TASK DIRECTIONS: Pictures excluded, reproduce exactly the lines below from the one with "Transcribe this image's" through the one with "Give me the", both included.

EXCERPTED RECORDS:
_____

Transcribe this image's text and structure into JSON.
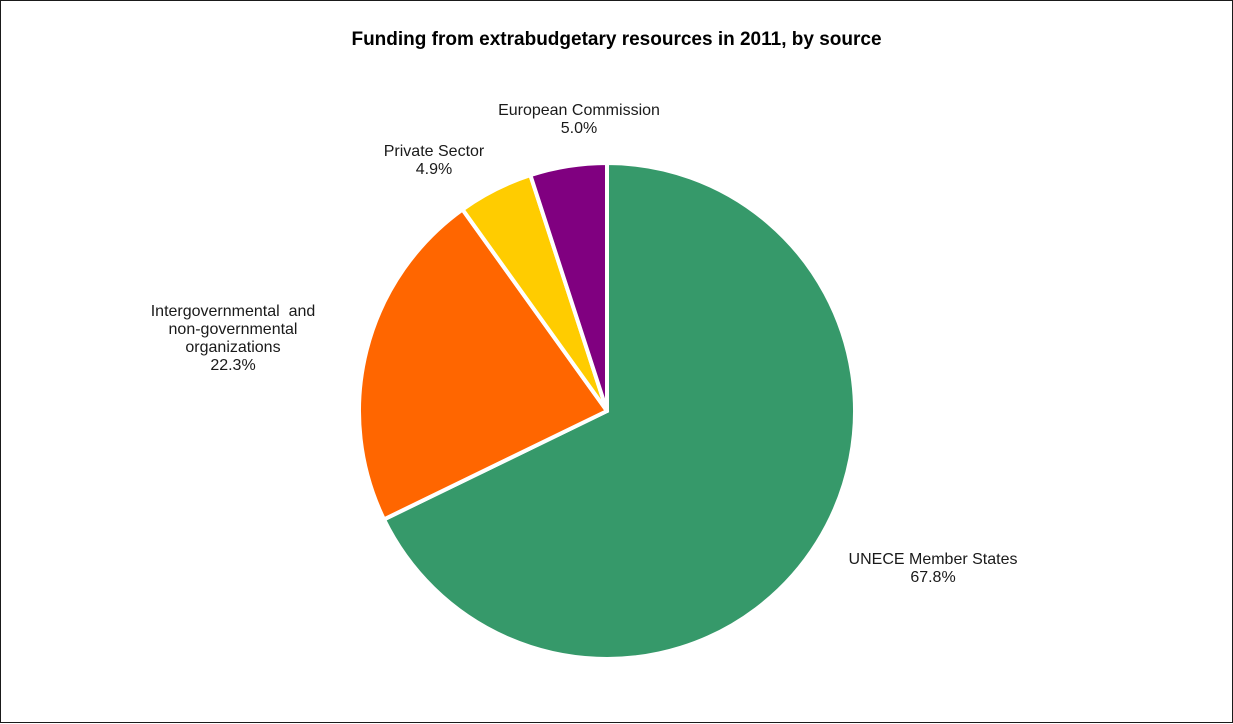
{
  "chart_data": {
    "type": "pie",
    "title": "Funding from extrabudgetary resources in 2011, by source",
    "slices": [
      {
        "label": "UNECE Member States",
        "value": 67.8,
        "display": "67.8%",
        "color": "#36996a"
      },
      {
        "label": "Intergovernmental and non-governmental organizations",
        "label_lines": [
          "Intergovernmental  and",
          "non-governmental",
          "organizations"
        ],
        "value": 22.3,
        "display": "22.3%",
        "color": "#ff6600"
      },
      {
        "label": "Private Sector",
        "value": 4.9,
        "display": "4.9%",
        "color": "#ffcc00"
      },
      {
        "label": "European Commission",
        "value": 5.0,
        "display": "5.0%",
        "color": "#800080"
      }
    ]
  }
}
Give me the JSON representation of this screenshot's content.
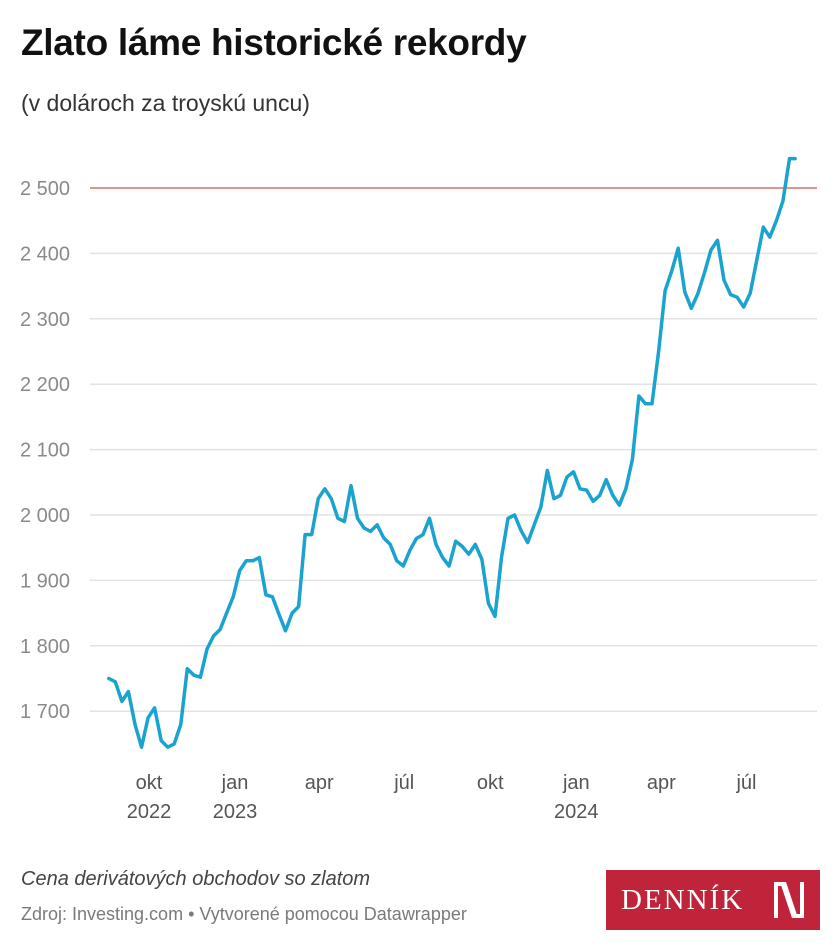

_____

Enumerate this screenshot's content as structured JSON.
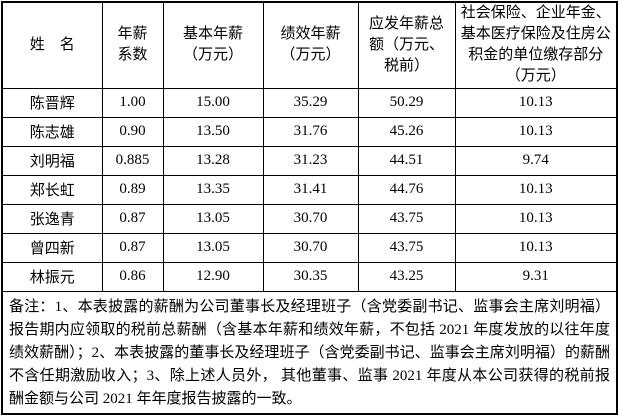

_____

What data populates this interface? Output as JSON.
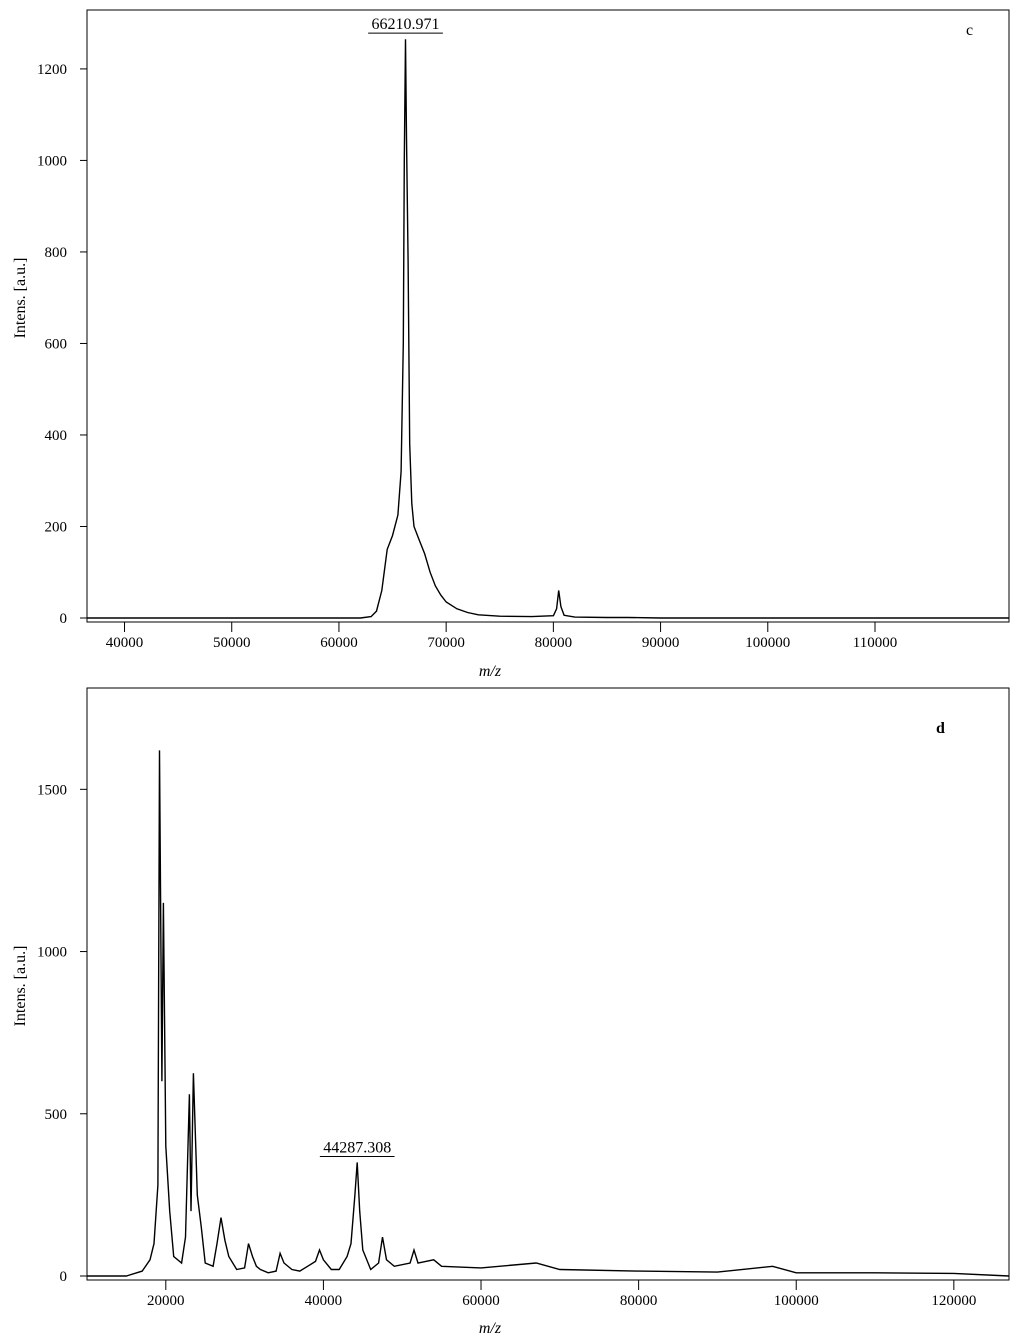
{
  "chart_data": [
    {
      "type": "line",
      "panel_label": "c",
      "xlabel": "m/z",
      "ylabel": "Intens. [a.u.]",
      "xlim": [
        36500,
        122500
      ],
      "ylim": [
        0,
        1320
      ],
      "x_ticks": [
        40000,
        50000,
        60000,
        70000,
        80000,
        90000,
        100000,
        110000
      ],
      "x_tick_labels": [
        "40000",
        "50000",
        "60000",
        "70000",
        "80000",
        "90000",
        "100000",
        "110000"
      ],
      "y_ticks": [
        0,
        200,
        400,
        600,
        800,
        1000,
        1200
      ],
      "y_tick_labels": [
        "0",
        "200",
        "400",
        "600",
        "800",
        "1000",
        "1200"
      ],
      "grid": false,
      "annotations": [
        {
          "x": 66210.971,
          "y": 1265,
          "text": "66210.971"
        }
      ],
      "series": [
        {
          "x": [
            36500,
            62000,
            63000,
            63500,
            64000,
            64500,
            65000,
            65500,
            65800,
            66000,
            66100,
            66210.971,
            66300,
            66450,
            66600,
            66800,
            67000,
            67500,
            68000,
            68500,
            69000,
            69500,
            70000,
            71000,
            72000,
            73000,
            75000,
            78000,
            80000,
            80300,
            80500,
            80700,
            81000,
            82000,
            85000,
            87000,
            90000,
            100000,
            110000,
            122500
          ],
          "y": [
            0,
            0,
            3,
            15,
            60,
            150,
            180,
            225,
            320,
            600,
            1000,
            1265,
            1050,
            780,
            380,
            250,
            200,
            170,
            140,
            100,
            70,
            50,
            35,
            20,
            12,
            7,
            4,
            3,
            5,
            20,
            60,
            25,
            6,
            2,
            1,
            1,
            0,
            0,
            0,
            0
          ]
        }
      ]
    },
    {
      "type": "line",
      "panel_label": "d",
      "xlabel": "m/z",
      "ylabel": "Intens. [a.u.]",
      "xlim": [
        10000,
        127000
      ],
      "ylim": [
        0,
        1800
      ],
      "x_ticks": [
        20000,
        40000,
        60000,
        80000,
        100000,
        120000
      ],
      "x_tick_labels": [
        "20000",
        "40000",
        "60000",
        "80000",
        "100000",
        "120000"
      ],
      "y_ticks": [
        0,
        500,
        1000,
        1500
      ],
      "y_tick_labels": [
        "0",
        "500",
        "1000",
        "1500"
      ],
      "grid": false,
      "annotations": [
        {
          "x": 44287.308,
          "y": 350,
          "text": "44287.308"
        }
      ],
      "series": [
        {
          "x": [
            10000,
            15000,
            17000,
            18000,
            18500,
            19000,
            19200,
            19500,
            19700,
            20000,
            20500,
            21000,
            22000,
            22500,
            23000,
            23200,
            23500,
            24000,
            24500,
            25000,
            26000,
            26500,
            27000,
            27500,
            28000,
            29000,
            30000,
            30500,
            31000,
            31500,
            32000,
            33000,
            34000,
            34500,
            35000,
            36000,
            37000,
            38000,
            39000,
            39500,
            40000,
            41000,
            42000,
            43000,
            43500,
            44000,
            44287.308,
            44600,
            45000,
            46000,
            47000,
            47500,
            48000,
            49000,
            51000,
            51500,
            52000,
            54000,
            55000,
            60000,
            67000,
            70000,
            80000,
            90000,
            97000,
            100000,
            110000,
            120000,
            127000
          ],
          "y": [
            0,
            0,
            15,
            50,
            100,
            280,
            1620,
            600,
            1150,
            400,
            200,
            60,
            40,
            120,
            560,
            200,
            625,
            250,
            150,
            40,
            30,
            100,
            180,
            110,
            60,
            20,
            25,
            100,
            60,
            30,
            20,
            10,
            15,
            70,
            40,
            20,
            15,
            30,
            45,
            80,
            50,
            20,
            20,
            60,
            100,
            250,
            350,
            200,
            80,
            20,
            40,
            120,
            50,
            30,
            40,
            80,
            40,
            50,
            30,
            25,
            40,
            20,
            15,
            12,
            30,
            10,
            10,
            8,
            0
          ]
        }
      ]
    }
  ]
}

_____

ANSWER BELOW:
Transcribe this image's text and structure into JSON.
{
  "chart_data": {
    "type": "pie",
    "title": "Funding from extrabudgetary resources in 2011, by source",
    "slices": [
      {
        "label": "UNECE Member States",
        "value": 67.8,
        "display": "67.8%",
        "color": "#36996a"
      },
      {
        "label": "Intergovernmental and non-governmental organizations",
        "label_lines": [
          "Intergovernmental  and",
          "non-governmental",
          "organizations"
        ],
        "value": 22.3,
        "display": "22.3%",
        "color": "#ff6600"
      },
      {
        "label": "Private Sector",
        "value": 4.9,
        "display": "4.9%",
        "color": "#ffcc00"
      },
      {
        "label": "European Commission",
        "value": 5.0,
        "display": "5.0%",
        "color": "#800080"
      }
    ]
  }
}
Give me the JSON representation of this screenshot's content.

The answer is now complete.